Extract all of the entries and give them again, word for word.
--- BEGIN Dataset records ---
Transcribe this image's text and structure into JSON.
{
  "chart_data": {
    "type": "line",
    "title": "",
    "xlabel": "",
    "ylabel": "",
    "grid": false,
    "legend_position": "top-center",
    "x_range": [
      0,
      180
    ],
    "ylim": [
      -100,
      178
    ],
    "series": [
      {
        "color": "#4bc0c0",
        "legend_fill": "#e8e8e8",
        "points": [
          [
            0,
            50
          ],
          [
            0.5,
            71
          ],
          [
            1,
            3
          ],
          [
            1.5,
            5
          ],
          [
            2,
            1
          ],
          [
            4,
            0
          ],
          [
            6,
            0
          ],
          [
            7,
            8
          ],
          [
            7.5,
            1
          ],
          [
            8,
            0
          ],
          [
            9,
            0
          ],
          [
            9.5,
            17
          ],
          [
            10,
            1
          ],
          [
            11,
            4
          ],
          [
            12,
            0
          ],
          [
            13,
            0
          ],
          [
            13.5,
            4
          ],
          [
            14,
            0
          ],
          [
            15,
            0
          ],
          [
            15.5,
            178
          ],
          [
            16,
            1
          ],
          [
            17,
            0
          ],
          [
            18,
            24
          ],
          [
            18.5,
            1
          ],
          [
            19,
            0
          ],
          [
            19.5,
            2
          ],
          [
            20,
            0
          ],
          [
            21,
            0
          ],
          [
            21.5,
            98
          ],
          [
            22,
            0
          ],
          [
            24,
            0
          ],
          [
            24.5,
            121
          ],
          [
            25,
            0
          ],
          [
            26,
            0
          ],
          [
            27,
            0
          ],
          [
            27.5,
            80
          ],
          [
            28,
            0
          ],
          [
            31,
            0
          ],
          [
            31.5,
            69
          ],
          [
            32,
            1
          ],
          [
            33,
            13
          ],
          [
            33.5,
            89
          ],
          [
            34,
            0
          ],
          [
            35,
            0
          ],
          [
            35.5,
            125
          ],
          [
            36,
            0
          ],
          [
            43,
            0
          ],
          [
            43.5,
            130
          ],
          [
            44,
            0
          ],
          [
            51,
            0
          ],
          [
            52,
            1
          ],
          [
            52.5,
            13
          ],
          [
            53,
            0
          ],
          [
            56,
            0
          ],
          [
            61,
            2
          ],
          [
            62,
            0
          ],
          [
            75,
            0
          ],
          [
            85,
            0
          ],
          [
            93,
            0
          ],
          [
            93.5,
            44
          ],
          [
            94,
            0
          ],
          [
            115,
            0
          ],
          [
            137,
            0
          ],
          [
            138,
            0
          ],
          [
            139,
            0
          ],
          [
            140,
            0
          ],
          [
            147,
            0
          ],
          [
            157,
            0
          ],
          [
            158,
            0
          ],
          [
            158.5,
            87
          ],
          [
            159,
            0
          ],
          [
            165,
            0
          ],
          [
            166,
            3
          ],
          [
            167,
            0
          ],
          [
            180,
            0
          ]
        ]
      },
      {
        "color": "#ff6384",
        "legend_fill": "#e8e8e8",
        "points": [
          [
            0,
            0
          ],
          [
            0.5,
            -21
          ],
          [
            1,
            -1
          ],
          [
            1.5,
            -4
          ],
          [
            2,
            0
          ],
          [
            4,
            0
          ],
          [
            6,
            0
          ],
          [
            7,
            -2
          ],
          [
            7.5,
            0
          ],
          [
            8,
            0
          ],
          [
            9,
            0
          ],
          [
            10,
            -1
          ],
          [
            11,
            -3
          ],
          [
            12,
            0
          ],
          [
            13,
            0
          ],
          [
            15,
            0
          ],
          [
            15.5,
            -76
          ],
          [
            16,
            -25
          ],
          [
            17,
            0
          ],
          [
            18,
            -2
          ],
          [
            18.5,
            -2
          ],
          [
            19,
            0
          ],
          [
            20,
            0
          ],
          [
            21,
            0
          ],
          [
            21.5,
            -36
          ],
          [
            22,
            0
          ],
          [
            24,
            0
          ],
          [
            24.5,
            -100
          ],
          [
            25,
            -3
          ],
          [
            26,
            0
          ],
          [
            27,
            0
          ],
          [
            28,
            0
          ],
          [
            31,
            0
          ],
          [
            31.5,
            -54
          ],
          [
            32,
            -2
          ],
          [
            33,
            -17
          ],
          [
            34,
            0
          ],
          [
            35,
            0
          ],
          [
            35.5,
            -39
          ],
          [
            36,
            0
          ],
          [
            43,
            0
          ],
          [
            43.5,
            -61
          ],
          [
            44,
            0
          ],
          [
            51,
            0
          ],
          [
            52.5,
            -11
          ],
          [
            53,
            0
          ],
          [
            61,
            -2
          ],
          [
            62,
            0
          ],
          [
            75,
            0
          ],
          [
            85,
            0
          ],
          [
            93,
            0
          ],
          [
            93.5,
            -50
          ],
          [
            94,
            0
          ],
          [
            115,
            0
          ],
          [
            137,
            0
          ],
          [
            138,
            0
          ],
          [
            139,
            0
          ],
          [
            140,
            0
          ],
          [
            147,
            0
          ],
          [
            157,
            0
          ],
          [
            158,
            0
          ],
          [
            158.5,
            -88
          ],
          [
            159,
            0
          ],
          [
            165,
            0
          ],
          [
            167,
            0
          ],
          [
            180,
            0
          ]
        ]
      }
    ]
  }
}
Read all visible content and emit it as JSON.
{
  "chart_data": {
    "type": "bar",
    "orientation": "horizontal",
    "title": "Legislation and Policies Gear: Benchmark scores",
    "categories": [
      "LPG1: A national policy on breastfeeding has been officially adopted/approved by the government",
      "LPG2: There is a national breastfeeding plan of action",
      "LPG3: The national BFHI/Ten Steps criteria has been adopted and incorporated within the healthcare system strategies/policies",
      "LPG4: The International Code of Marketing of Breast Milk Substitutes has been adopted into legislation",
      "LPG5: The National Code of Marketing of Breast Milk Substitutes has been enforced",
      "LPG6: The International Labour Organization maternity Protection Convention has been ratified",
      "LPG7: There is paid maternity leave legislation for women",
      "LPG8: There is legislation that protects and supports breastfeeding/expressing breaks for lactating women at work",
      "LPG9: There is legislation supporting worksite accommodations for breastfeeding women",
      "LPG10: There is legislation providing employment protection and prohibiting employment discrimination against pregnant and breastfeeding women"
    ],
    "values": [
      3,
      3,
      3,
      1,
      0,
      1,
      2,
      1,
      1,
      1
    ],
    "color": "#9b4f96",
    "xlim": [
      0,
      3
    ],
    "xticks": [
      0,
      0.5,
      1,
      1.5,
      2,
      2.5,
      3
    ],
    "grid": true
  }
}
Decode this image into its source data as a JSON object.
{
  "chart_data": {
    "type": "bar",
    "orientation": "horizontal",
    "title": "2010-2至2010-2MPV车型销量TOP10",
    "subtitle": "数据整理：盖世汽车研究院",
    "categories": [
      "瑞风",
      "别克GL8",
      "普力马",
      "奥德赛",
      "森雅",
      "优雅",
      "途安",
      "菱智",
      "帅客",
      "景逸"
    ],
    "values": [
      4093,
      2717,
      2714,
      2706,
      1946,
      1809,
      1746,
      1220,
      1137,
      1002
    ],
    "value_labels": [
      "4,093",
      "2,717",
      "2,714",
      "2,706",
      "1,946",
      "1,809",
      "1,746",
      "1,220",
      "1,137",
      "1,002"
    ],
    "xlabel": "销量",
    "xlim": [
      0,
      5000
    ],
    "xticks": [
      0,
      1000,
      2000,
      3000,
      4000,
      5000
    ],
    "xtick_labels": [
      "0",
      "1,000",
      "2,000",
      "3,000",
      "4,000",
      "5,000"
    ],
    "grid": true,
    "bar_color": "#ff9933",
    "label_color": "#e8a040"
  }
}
--- END Dataset records ---
__Exercise result__
Transcribe this image's text and structure into JSON.
{
  "chart_data": {
    "type": "line",
    "title": "",
    "xlabel": "",
    "ylabel": "",
    "grid": false,
    "legend_position": "top-center",
    "x_range": [
      0,
      180
    ],
    "ylim": [
      -100,
      178
    ],
    "series": [
      {
        "color": "#4bc0c0",
        "legend_fill": "#e8e8e8",
        "points": [
          [
            0,
            50
          ],
          [
            0.5,
            71
          ],
          [
            1,
            3
          ],
          [
            1.5,
            5
          ],
          [
            2,
            1
          ],
          [
            4,
            0
          ],
          [
            6,
            0
          ],
          [
            7,
            8
          ],
          [
            7.5,
            1
          ],
          [
            8,
            0
          ],
          [
            9,
            0
          ],
          [
            9.5,
            17
          ],
          [
            10,
            1
          ],
          [
            11,
            4
          ],
          [
            12,
            0
          ],
          [
            13,
            0
          ],
          [
            13.5,
            4
          ],
          [
            14,
            0
          ],
          [
            15,
            0
          ],
          [
            15.5,
            178
          ],
          [
            16,
            1
          ],
          [
            17,
            0
          ],
          [
            18,
            24
          ],
          [
            18.5,
            1
          ],
          [
            19,
            0
          ],
          [
            19.5,
            2
          ],
          [
            20,
            0
          ],
          [
            21,
            0
          ],
          [
            21.5,
            98
          ],
          [
            22,
            0
          ],
          [
            24,
            0
          ],
          [
            24.5,
            121
          ],
          [
            25,
            0
          ],
          [
            26,
            0
          ],
          [
            27,
            0
          ],
          [
            27.5,
            80
          ],
          [
            28,
            0
          ],
          [
            31,
            0
          ],
          [
            31.5,
            69
          ],
          [
            32,
            1
          ],
          [
            33,
            13
          ],
          [
            33.5,
            89
          ],
          [
            34,
            0
          ],
          [
            35,
            0
          ],
          [
            35.5,
            125
          ],
          [
            36,
            0
          ],
          [
            43,
            0
          ],
          [
            43.5,
            130
          ],
          [
            44,
            0
          ],
          [
            51,
            0
          ],
          [
            52,
            1
          ],
          [
            52.5,
            13
          ],
          [
            53,
            0
          ],
          [
            56,
            0
          ],
          [
            61,
            2
          ],
          [
            62,
            0
          ],
          [
            75,
            0
          ],
          [
            85,
            0
          ],
          [
            93,
            0
          ],
          [
            93.5,
            44
          ],
          [
            94,
            0
          ],
          [
            115,
            0
          ],
          [
            137,
            0
          ],
          [
            138,
            0
          ],
          [
            139,
            0
          ],
          [
            140,
            0
          ],
          [
            147,
            0
          ],
          [
            157,
            0
          ],
          [
            158,
            0
          ],
          [
            158.5,
            87
          ],
          [
            159,
            0
          ],
          [
            165,
            0
          ],
          [
            166,
            3
          ],
          [
            167,
            0
          ],
          [
            180,
            0
          ]
        ]
      },
      {
        "color": "#ff6384",
        "legend_fill": "#e8e8e8",
        "points": [
          [
            0,
            0
          ],
          [
            0.5,
            -21
          ],
          [
            1,
            -1
          ],
          [
            1.5,
            -4
          ],
          [
            2,
            0
          ],
          [
            4,
            0
          ],
          [
            6,
            0
          ],
          [
            7,
            -2
          ],
          [
            7.5,
            0
          ],
          [
            8,
            0
          ],
          [
            9,
            0
          ],
          [
            10,
            -1
          ],
          [
            11,
            -3
          ],
          [
            12,
            0
          ],
          [
            13,
            0
          ],
          [
            15,
            0
          ],
          [
            15.5,
            -76
          ],
          [
            16,
            -25
          ],
          [
            17,
            0
          ],
          [
            18,
            -2
          ],
          [
            18.5,
            -2
          ],
          [
            19,
            0
          ],
          [
            20,
            0
          ],
          [
            21,
            0
          ],
          [
            21.5,
            -36
          ],
          [
            22,
            0
          ],
          [
            24,
            0
          ],
          [
            24.5,
            -100
          ],
          [
            25,
            -3
          ],
          [
            26,
            0
          ],
          [
            27,
            0
          ],
          [
            28,
            0
          ],
          [
            31,
            0
          ],
          [
            31.5,
            -54
          ],
          [
            32,
            -2
          ],
          [
            33,
            -17
          ],
          [
            34,
            0
          ],
          [
            35,
            0
          ],
          [
            35.5,
            -39
          ],
          [
            36,
            0
          ],
          [
            43,
            0
          ],
          [
            43.5,
            -61
          ],
          [
            44,
            0
          ],
          [
            51,
            0
          ],
          [
            52.5,
            -11
          ],
          [
            53,
            0
          ],
          [
            61,
            -2
          ],
          [
            62,
            0
          ],
          [
            75,
            0
          ],
          [
            85,
            0
          ],
          [
            93,
            0
          ],
          [
            93.5,
            -50
          ],
          [
            94,
            0
          ],
          [
            115,
            0
          ],
          [
            137,
            0
          ],
          [
            138,
            0
          ],
          [
            139,
            0
          ],
          [
            140,
            0
          ],
          [
            147,
            0
          ],
          [
            157,
            0
          ],
          [
            158,
            0
          ],
          [
            158.5,
            -88
          ],
          [
            159,
            0
          ],
          [
            165,
            0
          ],
          [
            167,
            0
          ],
          [
            180,
            0
          ]
        ]
      }
    ]
  }
}
Read all visible content and emit it as JSON.
{
  "chart_data": {
    "type": "bar",
    "orientation": "horizontal",
    "title": "Legislation and Policies Gear: Benchmark scores",
    "categories": [
      "LPG1: A national policy on breastfeeding has been officially adopted/approved by the government",
      "LPG2: There is a national breastfeeding plan of action",
      "LPG3: The national BFHI/Ten Steps criteria has been adopted and incorporated within the healthcare system strategies/policies",
      "LPG4: The International Code of Marketing of Breast Milk Substitutes has been adopted into legislation",
      "LPG5: The National Code of Marketing of Breast Milk Substitutes has been enforced",
      "LPG6: The International Labour Organization maternity Protection Convention has been ratified",
      "LPG7: There is paid maternity leave legislation for women",
      "LPG8: There is legislation that protects and supports breastfeeding/expressing breaks for lactating women at work",
      "LPG9: There is legislation supporting worksite accommodations for breastfeeding women",
      "LPG10: There is legislation providing employment protection and prohibiting employment discrimination against pregnant and breastfeeding women"
    ],
    "values": [
      3,
      3,
      3,
      1,
      0,
      1,
      2,
      1,
      1,
      1
    ],
    "color": "#9b4f96",
    "xlim": [
      0,
      3
    ],
    "xticks": [
      0,
      0.5,
      1,
      1.5,
      2,
      2.5,
      3
    ],
    "grid": true
  }
}
Decode this image into its source data as a JSON object.
{
  "chart_data": {
    "type": "bar",
    "orientation": "horizontal",
    "title": "2010-2至2010-2MPV车型销量TOP10",
    "subtitle": "数据整理：盖世汽车研究院",
    "categories": [
      "瑞风",
      "别克GL8",
      "普力马",
      "奥德赛",
      "森雅",
      "优雅",
      "途安",
      "菱智",
      "帅客",
      "景逸"
    ],
    "values": [
      4093,
      2717,
      2714,
      2706,
      1946,
      1809,
      1746,
      1220,
      1137,
      1002
    ],
    "value_labels": [
      "4,093",
      "2,717",
      "2,714",
      "2,706",
      "1,946",
      "1,809",
      "1,746",
      "1,220",
      "1,137",
      "1,002"
    ],
    "xlabel": "销量",
    "xlim": [
      0,
      5000
    ],
    "xticks": [
      0,
      1000,
      2000,
      3000,
      4000,
      5000
    ],
    "xtick_labels": [
      "0",
      "1,000",
      "2,000",
      "3,000",
      "4,000",
      "5,000"
    ],
    "grid": true,
    "bar_color": "#ff9933",
    "label_color": "#e8a040"
  }
}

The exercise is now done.